**Task prompt:** What follows is a listing; give it again exactly, in its entirety.

**Data shown:**
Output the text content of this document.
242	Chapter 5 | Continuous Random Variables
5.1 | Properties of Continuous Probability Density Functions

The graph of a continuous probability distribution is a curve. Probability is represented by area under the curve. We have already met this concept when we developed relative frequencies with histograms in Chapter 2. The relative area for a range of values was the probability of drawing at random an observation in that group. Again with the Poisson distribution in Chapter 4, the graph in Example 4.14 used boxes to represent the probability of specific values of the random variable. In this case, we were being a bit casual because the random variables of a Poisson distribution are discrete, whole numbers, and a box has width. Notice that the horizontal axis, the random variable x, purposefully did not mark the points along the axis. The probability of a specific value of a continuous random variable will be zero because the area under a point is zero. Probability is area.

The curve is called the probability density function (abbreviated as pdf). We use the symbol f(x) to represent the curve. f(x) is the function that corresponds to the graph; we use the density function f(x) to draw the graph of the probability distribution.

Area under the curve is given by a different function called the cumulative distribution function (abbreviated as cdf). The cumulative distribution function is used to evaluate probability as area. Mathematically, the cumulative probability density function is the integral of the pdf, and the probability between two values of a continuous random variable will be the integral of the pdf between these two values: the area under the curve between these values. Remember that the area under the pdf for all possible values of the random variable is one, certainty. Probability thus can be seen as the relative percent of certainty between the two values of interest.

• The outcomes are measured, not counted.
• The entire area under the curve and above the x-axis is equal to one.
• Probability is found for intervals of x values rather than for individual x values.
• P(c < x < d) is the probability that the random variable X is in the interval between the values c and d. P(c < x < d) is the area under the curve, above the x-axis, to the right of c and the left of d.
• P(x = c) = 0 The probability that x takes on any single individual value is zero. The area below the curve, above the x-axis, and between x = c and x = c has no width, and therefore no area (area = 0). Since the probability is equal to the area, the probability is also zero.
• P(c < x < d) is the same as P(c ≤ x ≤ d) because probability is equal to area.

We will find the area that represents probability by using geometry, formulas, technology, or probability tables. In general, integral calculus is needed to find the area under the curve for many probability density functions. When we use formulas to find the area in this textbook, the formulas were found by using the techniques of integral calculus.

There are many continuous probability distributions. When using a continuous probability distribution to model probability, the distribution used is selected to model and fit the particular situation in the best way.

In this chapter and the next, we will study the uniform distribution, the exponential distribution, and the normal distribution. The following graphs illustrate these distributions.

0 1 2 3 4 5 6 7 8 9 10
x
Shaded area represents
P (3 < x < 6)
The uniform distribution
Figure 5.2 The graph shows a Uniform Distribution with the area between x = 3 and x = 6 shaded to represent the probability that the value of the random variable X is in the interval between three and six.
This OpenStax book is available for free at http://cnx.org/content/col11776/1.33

**Output:**
Output the text content of this document.
242	Chapter 5 | Continuous Random Variables
5.1 | Properties of Continuous Probability Density Functions

The graph of a continuous probability distribution is a curve. Probability is represented by area under the curve. We have already met this concept when we developed relative frequencies with histograms in Chapter 2. The relative area for a range of values was the probability of drawing at random an observation in that group. Again with the Poisson distribution in Chapter 4, the graph in Example 4.14 used boxes to represent the probability of specific values of the random variable. In this case, we were being a bit casual because the random variables of a Poisson distribution are discrete, whole numbers, and a box has width. Notice that the horizontal axis, the random variable x, purposefully did not mark the points along the axis. The probability of a specific value of a continuous random variable will be zero because the area under a point is zero. Probability is area.

The curve is called the probability density function (abbreviated as pdf). We use the symbol f(x) to represent the curve. f(x) is the function that corresponds to the graph; we use the density function f(x) to draw the graph of the probability distribution.

Area under the curve is given by a different function called the cumulative distribution function (abbreviated as cdf). The cumulative distribution function is used to evaluate probability as area. Mathematically, the cumulative probability density function is the integral of the pdf, and the probability between two values of a continuous random variable will be the integral of the pdf between these two values: the area under the curve between these values. Remember that the area under the pdf for all possible values of the random variable is one, certainty. Probability thus can be seen as the relative percent of certainty between the two values of interest.

• The outcomes are measured, not counted.
• The entire area under the curve and above the x-axis is equal to one.
• Probability is found for intervals of x values rather than for individual x values.
• P(c < x < d) is the probability that the random variable X is in the interval between the values c and d. P(c < x < d) is the area under the curve, above the x-axis, to the right of c and the left of d.
• P(x = c) = 0 The probability that x takes on any single individual value is zero. The area below the curve, above the x-axis, and between x = c and x = c has no width, and therefore no area (area = 0). Since the probability is equal to the area, the probability is also zero.
• P(c < x < d) is the same as P(c ≤ x ≤ d) because probability is equal to area.

We will find the area that represents probability by using geometry, formulas, technology, or probability tables. In general, integral calculus is needed to find the area under the curve for many probability density functions. When we use formulas to find the area in this textbook, the formulas were found by using the techniques of integral calculus.

There are many continuous probability distributions. When using a continuous probability distribution to model probability, the distribution used is selected to model and fit the particular situation in the best way.

In this chapter and the next, we will study the uniform distribution, the exponential distribution, and the normal distribution. The following graphs illustrate these distributions.

0 1 2 3 4 5 6 7 8 9 10
x
Shaded area represents
P (3 < x < 6)
The uniform distribution
Figure 5.2 The graph shows a Uniform Distribution with the area between x = 3 and x = 6 shaded to represent the probability that the value of the random variable X is in the interval between three and six.
This OpenStax book is available for free at http://cnx.org/content/col11776/1.33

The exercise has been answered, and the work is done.